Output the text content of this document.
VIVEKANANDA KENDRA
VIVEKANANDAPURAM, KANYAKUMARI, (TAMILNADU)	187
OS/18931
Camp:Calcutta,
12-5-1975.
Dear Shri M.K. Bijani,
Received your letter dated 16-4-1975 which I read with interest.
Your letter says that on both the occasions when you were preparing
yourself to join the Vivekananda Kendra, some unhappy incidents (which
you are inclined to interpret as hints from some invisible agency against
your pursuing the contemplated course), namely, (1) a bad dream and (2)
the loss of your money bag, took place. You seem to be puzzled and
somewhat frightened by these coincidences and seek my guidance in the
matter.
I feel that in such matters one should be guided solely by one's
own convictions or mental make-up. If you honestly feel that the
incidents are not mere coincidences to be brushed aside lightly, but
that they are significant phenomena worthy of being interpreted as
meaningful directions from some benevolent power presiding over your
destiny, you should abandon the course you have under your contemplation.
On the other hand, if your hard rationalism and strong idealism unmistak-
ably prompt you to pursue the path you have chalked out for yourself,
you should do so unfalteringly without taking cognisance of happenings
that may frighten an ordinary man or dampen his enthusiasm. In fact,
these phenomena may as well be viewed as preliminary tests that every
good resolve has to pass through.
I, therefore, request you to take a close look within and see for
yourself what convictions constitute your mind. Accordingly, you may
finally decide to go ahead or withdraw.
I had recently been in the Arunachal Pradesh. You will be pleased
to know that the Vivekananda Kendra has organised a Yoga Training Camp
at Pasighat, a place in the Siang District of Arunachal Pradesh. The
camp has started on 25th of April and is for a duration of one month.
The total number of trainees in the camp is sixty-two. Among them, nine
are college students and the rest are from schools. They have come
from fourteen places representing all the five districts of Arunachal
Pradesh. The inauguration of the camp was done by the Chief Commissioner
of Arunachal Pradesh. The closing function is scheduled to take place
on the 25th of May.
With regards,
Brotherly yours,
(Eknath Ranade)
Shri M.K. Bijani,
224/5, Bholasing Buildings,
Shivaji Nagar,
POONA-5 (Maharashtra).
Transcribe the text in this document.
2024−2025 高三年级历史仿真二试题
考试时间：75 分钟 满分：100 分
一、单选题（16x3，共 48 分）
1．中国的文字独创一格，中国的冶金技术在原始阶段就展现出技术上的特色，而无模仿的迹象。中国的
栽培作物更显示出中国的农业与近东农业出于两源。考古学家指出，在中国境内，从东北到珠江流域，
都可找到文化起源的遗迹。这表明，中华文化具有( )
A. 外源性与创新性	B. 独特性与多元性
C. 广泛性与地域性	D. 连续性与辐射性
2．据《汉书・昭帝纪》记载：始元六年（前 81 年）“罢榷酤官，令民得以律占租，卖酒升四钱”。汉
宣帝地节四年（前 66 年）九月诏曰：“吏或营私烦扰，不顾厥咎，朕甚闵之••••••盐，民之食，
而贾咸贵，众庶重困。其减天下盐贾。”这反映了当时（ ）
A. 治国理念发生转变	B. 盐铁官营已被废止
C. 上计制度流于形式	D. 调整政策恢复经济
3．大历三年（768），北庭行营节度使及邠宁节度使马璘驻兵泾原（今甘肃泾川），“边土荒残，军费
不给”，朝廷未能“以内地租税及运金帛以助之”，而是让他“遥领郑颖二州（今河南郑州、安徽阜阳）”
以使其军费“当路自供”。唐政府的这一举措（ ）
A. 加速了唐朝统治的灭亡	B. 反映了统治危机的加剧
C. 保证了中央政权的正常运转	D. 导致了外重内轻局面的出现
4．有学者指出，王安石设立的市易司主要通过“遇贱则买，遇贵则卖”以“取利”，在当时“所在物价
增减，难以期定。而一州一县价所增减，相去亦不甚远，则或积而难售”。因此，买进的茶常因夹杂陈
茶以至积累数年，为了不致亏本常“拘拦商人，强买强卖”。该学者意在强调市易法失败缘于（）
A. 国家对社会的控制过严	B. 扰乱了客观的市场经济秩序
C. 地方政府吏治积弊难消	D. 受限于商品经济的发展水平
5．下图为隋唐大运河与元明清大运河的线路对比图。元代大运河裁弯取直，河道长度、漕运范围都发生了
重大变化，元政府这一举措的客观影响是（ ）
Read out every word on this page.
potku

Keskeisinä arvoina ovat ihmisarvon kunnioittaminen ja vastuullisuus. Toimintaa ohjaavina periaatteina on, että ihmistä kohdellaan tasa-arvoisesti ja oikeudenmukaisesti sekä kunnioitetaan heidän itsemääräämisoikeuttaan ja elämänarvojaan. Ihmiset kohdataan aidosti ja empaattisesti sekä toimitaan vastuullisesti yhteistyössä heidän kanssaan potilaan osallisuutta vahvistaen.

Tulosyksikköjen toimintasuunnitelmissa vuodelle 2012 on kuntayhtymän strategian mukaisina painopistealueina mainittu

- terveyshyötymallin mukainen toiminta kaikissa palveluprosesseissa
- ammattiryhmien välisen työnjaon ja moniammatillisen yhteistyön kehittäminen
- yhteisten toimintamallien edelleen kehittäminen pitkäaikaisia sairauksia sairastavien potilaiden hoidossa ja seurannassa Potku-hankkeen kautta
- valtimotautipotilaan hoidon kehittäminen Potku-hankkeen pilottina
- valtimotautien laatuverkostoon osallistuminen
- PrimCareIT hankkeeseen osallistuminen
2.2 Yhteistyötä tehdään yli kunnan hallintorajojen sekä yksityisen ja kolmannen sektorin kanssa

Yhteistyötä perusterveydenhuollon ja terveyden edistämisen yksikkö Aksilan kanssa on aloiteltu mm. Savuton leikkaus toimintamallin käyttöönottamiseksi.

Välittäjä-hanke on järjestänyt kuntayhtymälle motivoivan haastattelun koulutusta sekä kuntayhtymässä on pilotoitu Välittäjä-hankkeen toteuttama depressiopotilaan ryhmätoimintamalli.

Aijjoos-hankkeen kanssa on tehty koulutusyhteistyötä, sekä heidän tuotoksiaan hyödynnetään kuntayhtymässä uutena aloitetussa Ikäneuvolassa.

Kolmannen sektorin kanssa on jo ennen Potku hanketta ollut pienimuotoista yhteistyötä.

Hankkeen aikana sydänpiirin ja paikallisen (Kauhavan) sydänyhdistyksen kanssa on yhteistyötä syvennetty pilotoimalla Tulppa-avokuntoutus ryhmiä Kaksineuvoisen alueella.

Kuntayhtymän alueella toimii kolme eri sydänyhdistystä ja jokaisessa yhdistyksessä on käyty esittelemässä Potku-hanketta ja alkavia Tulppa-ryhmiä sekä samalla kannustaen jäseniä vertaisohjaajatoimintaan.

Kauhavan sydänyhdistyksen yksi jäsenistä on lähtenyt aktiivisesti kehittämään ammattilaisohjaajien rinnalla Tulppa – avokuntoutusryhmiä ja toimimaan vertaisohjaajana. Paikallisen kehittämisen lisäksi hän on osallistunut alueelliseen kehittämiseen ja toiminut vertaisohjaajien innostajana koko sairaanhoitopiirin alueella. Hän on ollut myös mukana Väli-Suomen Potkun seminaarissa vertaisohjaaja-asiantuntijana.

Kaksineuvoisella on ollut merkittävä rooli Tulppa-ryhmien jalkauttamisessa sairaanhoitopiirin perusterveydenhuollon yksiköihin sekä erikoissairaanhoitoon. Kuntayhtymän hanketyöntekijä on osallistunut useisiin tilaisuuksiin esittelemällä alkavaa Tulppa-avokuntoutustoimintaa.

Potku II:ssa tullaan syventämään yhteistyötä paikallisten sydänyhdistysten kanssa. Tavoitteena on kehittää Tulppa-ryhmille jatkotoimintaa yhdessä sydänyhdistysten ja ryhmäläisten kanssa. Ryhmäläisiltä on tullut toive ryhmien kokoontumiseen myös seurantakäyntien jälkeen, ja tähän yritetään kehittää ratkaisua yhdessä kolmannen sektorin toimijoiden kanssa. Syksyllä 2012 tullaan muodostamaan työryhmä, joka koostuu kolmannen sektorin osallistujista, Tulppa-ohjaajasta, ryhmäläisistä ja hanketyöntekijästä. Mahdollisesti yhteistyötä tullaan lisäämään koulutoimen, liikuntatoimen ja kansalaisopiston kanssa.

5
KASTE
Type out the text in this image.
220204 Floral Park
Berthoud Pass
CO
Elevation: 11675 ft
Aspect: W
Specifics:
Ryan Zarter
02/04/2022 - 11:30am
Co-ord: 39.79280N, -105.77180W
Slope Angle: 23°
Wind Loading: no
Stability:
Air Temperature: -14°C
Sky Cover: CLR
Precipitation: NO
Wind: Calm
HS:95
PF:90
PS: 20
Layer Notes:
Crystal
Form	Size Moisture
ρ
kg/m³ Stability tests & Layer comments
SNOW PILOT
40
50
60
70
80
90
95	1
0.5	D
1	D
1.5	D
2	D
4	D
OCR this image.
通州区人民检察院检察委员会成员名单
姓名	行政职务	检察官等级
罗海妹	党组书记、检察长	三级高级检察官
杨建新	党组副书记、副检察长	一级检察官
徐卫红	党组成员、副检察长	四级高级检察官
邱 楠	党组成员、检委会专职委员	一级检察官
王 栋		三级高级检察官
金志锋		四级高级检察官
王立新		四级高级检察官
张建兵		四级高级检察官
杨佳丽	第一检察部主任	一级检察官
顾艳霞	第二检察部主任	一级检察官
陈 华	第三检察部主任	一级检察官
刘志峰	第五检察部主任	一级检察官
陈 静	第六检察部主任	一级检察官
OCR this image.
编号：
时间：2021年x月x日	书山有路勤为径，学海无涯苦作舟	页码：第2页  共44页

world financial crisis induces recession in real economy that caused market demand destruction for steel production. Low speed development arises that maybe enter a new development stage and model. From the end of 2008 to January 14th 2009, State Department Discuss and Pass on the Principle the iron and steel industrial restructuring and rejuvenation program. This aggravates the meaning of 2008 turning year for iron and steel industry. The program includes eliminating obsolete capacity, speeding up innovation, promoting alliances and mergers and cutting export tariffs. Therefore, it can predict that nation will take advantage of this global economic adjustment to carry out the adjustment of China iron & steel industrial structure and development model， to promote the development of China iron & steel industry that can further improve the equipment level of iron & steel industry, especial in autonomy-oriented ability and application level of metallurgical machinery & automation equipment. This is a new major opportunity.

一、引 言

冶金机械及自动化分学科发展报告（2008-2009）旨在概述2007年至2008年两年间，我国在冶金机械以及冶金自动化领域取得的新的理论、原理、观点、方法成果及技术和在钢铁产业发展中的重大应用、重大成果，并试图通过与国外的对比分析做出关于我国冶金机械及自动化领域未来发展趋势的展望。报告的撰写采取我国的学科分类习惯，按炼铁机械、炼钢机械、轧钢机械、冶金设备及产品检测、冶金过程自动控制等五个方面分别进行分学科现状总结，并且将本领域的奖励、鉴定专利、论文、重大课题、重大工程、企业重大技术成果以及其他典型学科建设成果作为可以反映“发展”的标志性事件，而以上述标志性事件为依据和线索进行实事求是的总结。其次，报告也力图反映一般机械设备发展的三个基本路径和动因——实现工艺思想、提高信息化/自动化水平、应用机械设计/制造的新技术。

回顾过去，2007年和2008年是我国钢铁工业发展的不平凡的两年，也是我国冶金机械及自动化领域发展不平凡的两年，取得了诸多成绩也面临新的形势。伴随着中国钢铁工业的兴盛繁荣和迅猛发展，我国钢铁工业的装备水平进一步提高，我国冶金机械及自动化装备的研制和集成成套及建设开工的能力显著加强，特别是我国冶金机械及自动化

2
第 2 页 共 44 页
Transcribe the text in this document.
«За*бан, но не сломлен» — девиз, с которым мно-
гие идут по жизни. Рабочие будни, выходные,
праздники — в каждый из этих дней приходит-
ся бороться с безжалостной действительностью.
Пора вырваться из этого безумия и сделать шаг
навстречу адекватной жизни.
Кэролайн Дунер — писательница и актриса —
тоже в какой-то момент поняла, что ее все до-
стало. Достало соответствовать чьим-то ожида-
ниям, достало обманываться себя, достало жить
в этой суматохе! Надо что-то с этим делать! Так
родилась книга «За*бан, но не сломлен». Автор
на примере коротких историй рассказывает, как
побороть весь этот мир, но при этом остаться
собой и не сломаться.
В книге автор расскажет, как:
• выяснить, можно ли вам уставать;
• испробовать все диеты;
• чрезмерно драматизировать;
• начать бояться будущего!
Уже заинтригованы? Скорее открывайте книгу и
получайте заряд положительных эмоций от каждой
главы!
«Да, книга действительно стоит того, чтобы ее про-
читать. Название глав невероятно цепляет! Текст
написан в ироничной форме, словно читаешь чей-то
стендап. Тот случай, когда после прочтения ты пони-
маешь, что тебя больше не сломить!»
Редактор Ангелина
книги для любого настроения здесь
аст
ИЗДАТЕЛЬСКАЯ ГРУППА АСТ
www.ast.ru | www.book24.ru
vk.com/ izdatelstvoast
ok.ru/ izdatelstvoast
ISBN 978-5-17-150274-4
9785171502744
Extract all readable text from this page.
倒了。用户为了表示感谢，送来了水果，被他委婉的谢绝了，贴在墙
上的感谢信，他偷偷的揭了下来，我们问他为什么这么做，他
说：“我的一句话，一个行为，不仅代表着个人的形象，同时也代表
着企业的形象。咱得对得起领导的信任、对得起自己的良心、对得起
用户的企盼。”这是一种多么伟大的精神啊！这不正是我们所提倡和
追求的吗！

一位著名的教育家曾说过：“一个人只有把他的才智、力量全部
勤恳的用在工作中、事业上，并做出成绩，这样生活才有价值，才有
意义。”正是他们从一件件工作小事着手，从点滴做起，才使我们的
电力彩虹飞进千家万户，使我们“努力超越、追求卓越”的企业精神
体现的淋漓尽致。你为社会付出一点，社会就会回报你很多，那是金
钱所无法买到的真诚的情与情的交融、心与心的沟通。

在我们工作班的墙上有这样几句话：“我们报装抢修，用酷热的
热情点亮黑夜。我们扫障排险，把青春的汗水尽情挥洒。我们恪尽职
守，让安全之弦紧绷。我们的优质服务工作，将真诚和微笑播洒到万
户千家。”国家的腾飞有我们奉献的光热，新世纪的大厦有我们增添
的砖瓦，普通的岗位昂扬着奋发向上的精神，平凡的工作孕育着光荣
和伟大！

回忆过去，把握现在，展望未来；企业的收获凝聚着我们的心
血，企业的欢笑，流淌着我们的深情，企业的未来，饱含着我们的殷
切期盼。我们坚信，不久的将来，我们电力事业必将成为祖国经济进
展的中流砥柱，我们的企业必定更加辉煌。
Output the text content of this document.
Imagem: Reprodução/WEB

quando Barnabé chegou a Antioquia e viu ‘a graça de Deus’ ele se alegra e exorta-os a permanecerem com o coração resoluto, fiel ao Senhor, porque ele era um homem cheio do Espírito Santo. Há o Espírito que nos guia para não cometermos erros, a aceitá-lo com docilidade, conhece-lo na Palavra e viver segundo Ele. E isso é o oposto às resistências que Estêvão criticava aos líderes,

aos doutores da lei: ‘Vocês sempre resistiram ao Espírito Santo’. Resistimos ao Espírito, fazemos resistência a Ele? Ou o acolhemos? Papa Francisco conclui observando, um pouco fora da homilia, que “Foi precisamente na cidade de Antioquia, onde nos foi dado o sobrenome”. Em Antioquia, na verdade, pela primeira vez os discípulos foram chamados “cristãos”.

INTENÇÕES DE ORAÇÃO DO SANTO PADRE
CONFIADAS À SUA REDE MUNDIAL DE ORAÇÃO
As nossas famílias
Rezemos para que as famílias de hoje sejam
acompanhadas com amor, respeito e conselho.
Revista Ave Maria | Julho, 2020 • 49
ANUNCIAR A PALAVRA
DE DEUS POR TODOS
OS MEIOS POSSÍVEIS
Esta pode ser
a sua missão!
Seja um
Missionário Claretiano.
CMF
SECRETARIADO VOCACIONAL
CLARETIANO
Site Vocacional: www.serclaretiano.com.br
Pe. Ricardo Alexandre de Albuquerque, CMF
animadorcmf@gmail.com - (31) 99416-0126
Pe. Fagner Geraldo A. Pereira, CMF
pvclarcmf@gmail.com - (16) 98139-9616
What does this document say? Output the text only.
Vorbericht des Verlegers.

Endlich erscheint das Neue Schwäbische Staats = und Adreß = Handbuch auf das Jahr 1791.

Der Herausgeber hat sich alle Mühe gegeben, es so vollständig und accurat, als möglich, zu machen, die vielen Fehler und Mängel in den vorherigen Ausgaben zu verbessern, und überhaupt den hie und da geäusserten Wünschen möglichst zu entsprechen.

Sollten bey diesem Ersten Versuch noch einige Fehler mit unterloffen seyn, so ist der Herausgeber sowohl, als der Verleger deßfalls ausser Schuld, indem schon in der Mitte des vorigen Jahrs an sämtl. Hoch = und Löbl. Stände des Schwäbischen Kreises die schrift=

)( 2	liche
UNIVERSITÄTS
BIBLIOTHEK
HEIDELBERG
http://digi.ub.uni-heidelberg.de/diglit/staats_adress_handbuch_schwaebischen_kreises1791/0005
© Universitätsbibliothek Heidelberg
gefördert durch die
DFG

··········

> _The exercise_
Determine how many lines of the records above contain the word "izdatelstvoast", and report only that number.

> _Exercise solution_
2